What the exercise asks: Write every line of the material out exactly as shown.

* start Data supplied *

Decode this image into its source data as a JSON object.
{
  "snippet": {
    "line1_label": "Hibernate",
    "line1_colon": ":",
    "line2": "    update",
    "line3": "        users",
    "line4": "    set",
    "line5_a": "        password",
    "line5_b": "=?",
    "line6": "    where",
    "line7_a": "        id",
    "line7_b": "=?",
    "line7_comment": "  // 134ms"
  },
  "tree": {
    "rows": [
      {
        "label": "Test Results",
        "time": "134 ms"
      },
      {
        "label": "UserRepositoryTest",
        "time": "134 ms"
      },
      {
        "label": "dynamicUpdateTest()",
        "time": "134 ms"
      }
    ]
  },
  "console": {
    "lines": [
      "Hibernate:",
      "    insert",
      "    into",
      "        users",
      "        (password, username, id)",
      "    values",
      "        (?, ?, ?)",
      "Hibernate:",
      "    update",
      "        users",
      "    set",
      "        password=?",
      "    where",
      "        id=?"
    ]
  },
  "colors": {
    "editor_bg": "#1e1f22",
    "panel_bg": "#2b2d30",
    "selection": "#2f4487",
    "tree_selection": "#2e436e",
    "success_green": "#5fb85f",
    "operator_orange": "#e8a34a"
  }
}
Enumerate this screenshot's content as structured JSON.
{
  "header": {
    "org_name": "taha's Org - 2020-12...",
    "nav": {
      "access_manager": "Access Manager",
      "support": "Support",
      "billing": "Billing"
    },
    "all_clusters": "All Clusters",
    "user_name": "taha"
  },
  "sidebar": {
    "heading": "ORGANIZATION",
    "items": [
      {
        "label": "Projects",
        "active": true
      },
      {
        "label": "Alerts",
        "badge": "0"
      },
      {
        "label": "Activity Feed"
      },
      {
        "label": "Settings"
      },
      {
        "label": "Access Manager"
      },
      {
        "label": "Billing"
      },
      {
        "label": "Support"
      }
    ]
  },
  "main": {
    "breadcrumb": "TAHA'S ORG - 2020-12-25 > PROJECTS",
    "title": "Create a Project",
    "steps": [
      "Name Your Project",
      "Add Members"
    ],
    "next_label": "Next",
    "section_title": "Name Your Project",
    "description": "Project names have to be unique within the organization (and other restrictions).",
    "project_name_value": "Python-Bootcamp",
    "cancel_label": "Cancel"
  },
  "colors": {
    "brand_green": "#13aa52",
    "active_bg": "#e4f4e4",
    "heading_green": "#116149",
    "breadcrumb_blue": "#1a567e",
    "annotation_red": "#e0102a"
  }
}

* end Data supplied *

Result of this task:
Decode this image into its source data as a JSON object.
{
  "snippet": {
    "line1_label": "Hibernate",
    "line1_colon": ":",
    "line2": "    update",
    "line3": "        users",
    "line4": "    set",
    "line5_a": "        password",
    "line5_b": "=?",
    "line6": "    where",
    "line7_a": "        id",
    "line7_b": "=?",
    "line7_comment": "  // 134ms"
  },
  "tree": {
    "rows": [
      {
        "label": "Test Results",
        "time": "134 ms"
      },
      {
        "label": "UserRepositoryTest",
        "time": "134 ms"
      },
      {
        "label": "dynamicUpdateTest()",
        "time": "134 ms"
      }
    ]
  },
  "console": {
    "lines": [
      "Hibernate:",
      "    insert",
      "    into",
      "        users",
      "        (password, username, id)",
      "    values",
      "        (?, ?, ?)",
      "Hibernate:",
      "    update",
      "        users",
      "    set",
      "        password=?",
      "    where",
      "        id=?"
    ]
  },
  "colors": {
    "editor_bg": "#1e1f22",
    "panel_bg": "#2b2d30",
    "selection": "#2f4487",
    "tree_selection": "#2e436e",
    "success_green": "#5fb85f",
    "operator_orange": "#e8a34a"
  }
}
Enumerate this screenshot's content as structured JSON.
{
  "header": {
    "org_name": "taha's Org - 2020-12...",
    "nav": {
      "access_manager": "Access Manager",
      "support": "Support",
      "billing": "Billing"
    },
    "all_clusters": "All Clusters",
    "user_name": "taha"
  },
  "sidebar": {
    "heading": "ORGANIZATION",
    "items": [
      {
        "label": "Projects",
        "active": true
      },
      {
        "label": "Alerts",
        "badge": "0"
      },
      {
        "label": "Activity Feed"
      },
      {
        "label": "Settings"
      },
      {
        "label": "Access Manager"
      },
      {
        "label": "Billing"
      },
      {
        "label": "Support"
      }
    ]
  },
  "main": {
    "breadcrumb": "TAHA'S ORG - 2020-12-25 > PROJECTS",
    "title": "Create a Project",
    "steps": [
      "Name Your Project",
      "Add Members"
    ],
    "next_label": "Next",
    "section_title": "Name Your Project",
    "description": "Project names have to be unique within the organization (and other restrictions).",
    "project_name_value": "Python-Bootcamp",
    "cancel_label": "Cancel"
  },
  "colors": {
    "brand_green": "#13aa52",
    "active_bg": "#e4f4e4",
    "heading_green": "#116149",
    "breadcrumb_blue": "#1a567e",
    "annotation_red": "#e0102a"
  }
}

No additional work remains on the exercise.